[Records from a data collection]
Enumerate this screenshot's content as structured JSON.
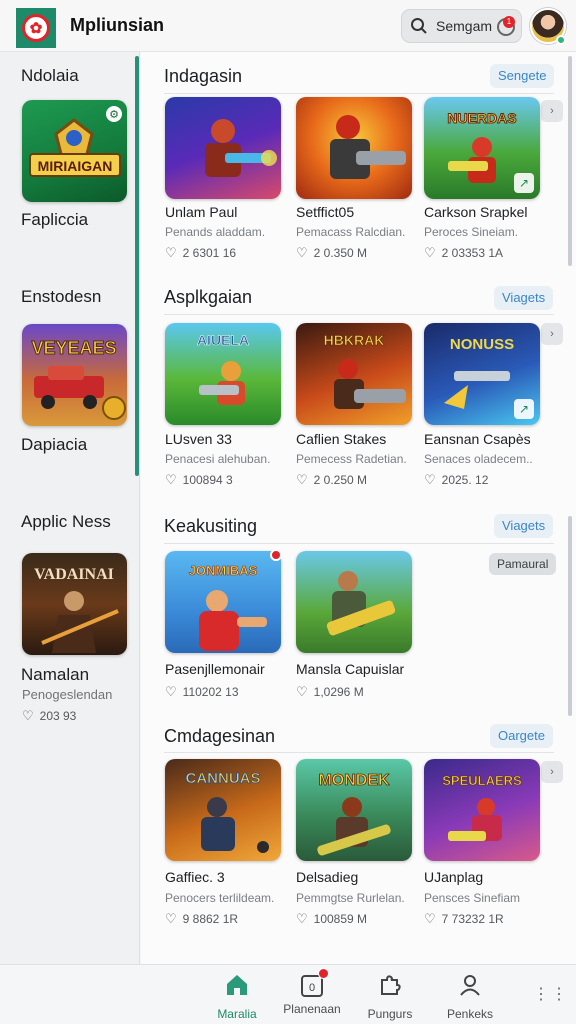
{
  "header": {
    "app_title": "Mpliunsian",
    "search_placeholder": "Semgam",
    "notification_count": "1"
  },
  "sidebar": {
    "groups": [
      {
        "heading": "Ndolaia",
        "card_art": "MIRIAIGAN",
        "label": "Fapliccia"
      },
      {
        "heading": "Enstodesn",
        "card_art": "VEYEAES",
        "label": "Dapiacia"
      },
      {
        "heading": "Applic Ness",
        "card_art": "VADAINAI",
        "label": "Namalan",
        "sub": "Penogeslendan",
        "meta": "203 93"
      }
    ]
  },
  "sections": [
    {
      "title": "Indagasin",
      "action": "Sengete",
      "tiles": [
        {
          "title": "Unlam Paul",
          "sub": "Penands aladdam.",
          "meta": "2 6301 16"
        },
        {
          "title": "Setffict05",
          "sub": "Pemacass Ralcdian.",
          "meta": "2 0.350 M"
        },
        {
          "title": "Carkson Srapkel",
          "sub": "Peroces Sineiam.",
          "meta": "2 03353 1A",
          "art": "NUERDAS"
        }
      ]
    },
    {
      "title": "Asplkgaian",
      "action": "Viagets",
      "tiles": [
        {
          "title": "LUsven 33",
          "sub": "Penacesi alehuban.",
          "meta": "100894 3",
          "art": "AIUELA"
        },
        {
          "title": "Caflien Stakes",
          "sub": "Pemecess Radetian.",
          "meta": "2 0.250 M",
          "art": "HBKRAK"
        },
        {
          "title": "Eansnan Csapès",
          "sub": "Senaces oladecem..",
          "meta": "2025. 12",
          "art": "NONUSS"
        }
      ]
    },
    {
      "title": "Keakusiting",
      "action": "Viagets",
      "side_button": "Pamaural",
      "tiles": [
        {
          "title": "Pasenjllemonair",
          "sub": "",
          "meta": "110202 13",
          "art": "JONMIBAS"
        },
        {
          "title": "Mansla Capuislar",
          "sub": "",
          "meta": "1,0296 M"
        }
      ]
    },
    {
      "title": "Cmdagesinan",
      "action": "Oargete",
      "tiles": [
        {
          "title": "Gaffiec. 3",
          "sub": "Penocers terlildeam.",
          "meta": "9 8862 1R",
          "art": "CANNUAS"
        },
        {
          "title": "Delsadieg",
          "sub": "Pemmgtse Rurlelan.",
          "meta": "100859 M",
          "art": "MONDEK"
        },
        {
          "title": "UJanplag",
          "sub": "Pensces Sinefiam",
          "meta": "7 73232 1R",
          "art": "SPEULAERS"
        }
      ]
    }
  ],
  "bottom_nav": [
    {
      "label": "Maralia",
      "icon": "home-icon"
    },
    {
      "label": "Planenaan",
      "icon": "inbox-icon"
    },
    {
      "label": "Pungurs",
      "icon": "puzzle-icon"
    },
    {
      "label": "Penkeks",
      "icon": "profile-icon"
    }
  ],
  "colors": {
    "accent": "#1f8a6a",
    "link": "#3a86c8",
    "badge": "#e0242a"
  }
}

● **Problem**
Extract every line of the data exactly; pictures stay out.

● **Task result**
Enumerate this screenshot's content as structured JSON.
{
  "header": {
    "app_title": "Mpliunsian",
    "search_placeholder": "Semgam",
    "notification_count": "1"
  },
  "sidebar": {
    "groups": [
      {
        "heading": "Ndolaia",
        "card_art": "MIRIAIGAN",
        "label": "Fapliccia"
      },
      {
        "heading": "Enstodesn",
        "card_art": "VEYEAES",
        "label": "Dapiacia"
      },
      {
        "heading": "Applic Ness",
        "card_art": "VADAINAI",
        "label": "Namalan",
        "sub": "Penogeslendan",
        "meta": "203 93"
      }
    ]
  },
  "sections": [
    {
      "title": "Indagasin",
      "action": "Sengete",
      "tiles": [
        {
          "title": "Unlam Paul",
          "sub": "Penands aladdam.",
          "meta": "2 6301 16"
        },
        {
          "title": "Setffict05",
          "sub": "Pemacass Ralcdian.",
          "meta": "2 0.350 M"
        },
        {
          "title": "Carkson Srapkel",
          "sub": "Peroces Sineiam.",
          "meta": "2 03353 1A",
          "art": "NUERDAS"
        }
      ]
    },
    {
      "title": "Asplkgaian",
      "action": "Viagets",
      "tiles": [
        {
          "title": "LUsven 33",
          "sub": "Penacesi alehuban.",
          "meta": "100894 3",
          "art": "AIUELA"
        },
        {
          "title": "Caflien Stakes",
          "sub": "Pemecess Radetian.",
          "meta": "2 0.250 M",
          "art": "HBKRAK"
        },
        {
          "title": "Eansnan Csapès",
          "sub": "Senaces oladecem..",
          "meta": "2025. 12",
          "art": "NONUSS"
        }
      ]
    },
    {
      "title": "Keakusiting",
      "action": "Viagets",
      "side_button": "Pamaural",
      "tiles": [
        {
          "title": "Pasenjllemonair",
          "sub": "",
          "meta": "110202 13",
          "art": "JONMIBAS"
        },
        {
          "title": "Mansla Capuislar",
          "sub": "",
          "meta": "1,0296 M"
        }
      ]
    },
    {
      "title": "Cmdagesinan",
      "action": "Oargete",
      "tiles": [
        {
          "title": "Gaffiec. 3",
          "sub": "Penocers terlildeam.",
          "meta": "9 8862 1R",
          "art": "CANNUAS"
        },
        {
          "title": "Delsadieg",
          "sub": "Pemmgtse Rurlelan.",
          "meta": "100859 M",
          "art": "MONDEK"
        },
        {
          "title": "UJanplag",
          "sub": "Pensces Sinefiam",
          "meta": "7 73232 1R",
          "art": "SPEULAERS"
        }
      ]
    }
  ],
  "bottom_nav": [
    {
      "label": "Maralia",
      "icon": "home-icon"
    },
    {
      "label": "Planenaan",
      "icon": "inbox-icon"
    },
    {
      "label": "Pungurs",
      "icon": "puzzle-icon"
    },
    {
      "label": "Penkeks",
      "icon": "profile-icon"
    }
  ],
  "colors": {
    "accent": "#1f8a6a",
    "link": "#3a86c8",
    "badge": "#e0242a"
  }
}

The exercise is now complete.